What needs to be done –
Pictures stay out; everything else in the records below is copied exactly.

Given data –
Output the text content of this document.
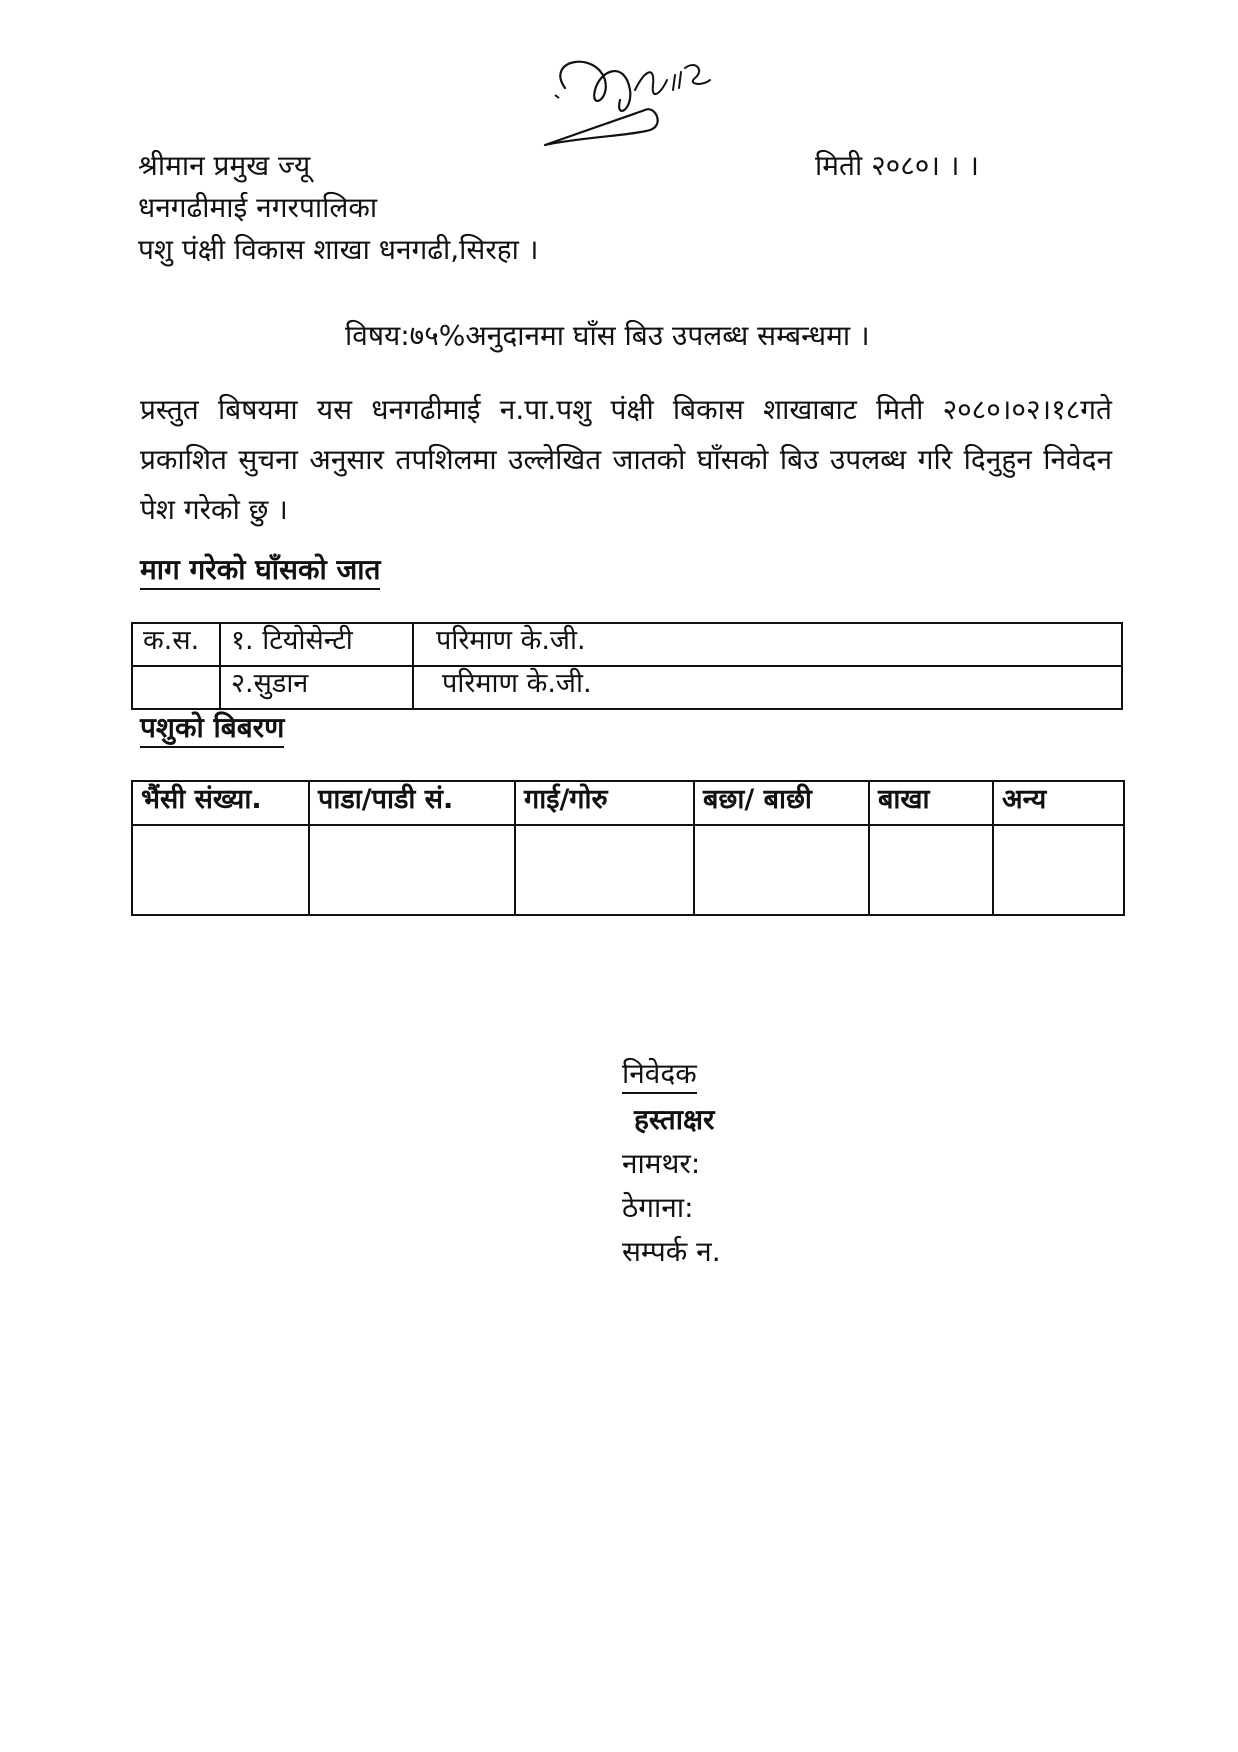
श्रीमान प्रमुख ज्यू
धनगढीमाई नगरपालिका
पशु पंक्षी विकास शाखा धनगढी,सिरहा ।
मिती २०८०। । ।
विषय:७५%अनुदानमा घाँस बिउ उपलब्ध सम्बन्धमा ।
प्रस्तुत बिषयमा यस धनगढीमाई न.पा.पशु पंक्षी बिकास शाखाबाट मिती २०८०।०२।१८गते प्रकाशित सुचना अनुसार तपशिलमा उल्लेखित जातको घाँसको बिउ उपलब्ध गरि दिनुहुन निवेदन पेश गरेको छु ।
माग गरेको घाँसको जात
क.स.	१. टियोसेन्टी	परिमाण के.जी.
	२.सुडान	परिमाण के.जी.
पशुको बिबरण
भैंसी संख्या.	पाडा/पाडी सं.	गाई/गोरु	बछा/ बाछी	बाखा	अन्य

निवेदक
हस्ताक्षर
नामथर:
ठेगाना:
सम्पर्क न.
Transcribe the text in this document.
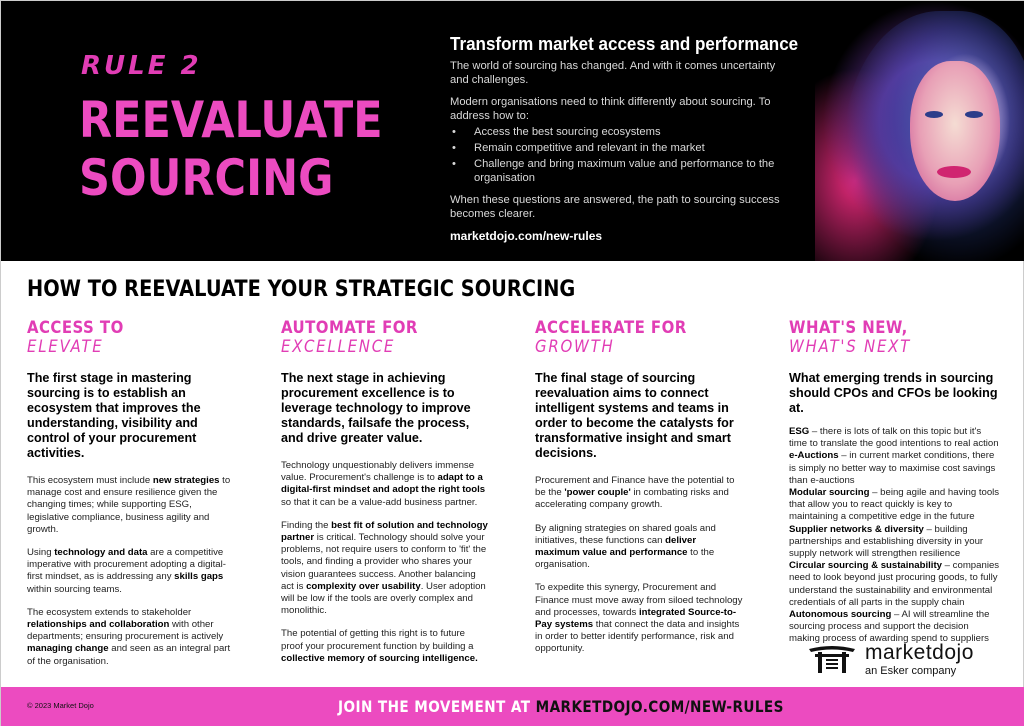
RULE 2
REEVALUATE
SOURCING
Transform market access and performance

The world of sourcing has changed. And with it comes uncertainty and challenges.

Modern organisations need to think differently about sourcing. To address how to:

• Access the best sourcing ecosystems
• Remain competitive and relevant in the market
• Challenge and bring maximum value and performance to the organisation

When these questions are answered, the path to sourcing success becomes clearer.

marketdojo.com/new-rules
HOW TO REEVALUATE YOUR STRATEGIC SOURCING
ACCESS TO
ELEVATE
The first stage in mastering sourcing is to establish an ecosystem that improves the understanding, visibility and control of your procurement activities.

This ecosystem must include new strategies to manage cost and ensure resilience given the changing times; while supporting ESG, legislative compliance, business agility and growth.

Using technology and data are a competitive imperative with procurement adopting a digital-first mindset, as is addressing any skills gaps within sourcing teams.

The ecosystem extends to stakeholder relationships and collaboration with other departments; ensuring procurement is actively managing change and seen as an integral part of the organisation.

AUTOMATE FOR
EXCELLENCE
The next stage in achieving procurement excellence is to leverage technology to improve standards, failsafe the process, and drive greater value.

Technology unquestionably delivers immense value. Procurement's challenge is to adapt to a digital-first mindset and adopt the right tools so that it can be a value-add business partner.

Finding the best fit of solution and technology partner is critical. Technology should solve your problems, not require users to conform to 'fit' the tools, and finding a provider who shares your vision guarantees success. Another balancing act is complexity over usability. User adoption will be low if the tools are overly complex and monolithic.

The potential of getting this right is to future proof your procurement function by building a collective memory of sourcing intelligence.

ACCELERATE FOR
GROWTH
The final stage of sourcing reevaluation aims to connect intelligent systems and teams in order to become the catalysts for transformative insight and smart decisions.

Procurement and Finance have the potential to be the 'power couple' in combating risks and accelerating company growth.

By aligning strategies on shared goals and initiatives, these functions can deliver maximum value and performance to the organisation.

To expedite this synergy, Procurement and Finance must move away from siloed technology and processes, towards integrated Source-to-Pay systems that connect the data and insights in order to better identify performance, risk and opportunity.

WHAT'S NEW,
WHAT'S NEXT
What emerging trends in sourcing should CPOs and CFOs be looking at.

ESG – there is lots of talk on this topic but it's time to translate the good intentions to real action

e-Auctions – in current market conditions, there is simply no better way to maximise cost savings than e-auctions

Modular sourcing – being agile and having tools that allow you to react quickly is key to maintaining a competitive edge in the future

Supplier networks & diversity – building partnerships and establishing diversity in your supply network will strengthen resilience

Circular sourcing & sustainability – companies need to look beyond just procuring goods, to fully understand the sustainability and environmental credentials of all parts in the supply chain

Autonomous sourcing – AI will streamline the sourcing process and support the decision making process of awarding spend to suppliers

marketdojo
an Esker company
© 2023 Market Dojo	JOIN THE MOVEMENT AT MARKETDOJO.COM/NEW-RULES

Exercise answer –
Output the text content of this document.
श्रीमान प्रमुख ज्यू
धनगढीमाई नगरपालिका
पशु पंक्षी विकास शाखा धनगढी,सिरहा ।
मिती २०८०। । ।
विषय:७५%अनुदानमा घाँस बिउ उपलब्ध सम्बन्धमा ।
प्रस्तुत बिषयमा यस धनगढीमाई न.पा.पशु पंक्षी बिकास शाखाबाट मिती २०८०।०२।१८गते प्रकाशित सुचना अनुसार तपशिलमा उल्लेखित जातको घाँसको बिउ उपलब्ध गरि दिनुहुन निवेदन पेश गरेको छु ।
माग गरेको घाँसको जात
क.स.	१. टियोसेन्टी	परिमाण के.जी.
	२.सुडान	परिमाण के.जी.
पशुको बिबरण
भैंसी संख्या.	पाडा/पाडी सं.	गाई/गोरु	बछा/ बाछी	बाखा	अन्य

निवेदक
हस्ताक्षर
नामथर:
ठेगाना:
सम्पर्क न.
Transcribe the text in this document.
RULE 2
REEVALUATE
SOURCING
Transform market access and performance

The world of sourcing has changed. And with it comes uncertainty and challenges.

Modern organisations need to think differently about sourcing. To address how to:

• Access the best sourcing ecosystems
• Remain competitive and relevant in the market
• Challenge and bring maximum value and performance to the organisation

When these questions are answered, the path to sourcing success becomes clearer.

marketdojo.com/new-rules
HOW TO REEVALUATE YOUR STRATEGIC SOURCING
ACCESS TO
ELEVATE
The first stage in mastering sourcing is to establish an ecosystem that improves the understanding, visibility and control of your procurement activities.

This ecosystem must include new strategies to manage cost and ensure resilience given the changing times; while supporting ESG, legislative compliance, business agility and growth.

Using technology and data are a competitive imperative with procurement adopting a digital-first mindset, as is addressing any skills gaps within sourcing teams.

The ecosystem extends to stakeholder relationships and collaboration with other departments; ensuring procurement is actively managing change and seen as an integral part of the organisation.

AUTOMATE FOR
EXCELLENCE
The next stage in achieving procurement excellence is to leverage technology to improve standards, failsafe the process, and drive greater value.

Technology unquestionably delivers immense value. Procurement's challenge is to adapt to a digital-first mindset and adopt the right tools so that it can be a value-add business partner.

Finding the best fit of solution and technology partner is critical. Technology should solve your problems, not require users to conform to 'fit' the tools, and finding a provider who shares your vision guarantees success. Another balancing act is complexity over usability. User adoption will be low if the tools are overly complex and monolithic.

The potential of getting this right is to future proof your procurement function by building a collective memory of sourcing intelligence.

ACCELERATE FOR
GROWTH
The final stage of sourcing reevaluation aims to connect intelligent systems and teams in order to become the catalysts for transformative insight and smart decisions.

Procurement and Finance have the potential to be the 'power couple' in combating risks and accelerating company growth.

By aligning strategies on shared goals and initiatives, these functions can deliver maximum value and performance to the organisation.

To expedite this synergy, Procurement and Finance must move away from siloed technology and processes, towards integrated Source-to-Pay systems that connect the data and insights in order to better identify performance, risk and opportunity.

WHAT'S NEW,
WHAT'S NEXT
What emerging trends in sourcing should CPOs and CFOs be looking at.

ESG – there is lots of talk on this topic but it's time to translate the good intentions to real action

e-Auctions – in current market conditions, there is simply no better way to maximise cost savings than e-auctions

Modular sourcing – being agile and having tools that allow you to react quickly is key to maintaining a competitive edge in the future

Supplier networks & diversity – building partnerships and establishing diversity in your supply network will strengthen resilience

Circular sourcing & sustainability – companies need to look beyond just procuring goods, to fully understand the sustainability and environmental credentials of all parts in the supply chain

Autonomous sourcing – AI will streamline the sourcing process and support the decision making process of awarding spend to suppliers

marketdojo
an Esker company
© 2023 Market Dojo	JOIN THE MOVEMENT AT MARKETDOJO.COM/NEW-RULES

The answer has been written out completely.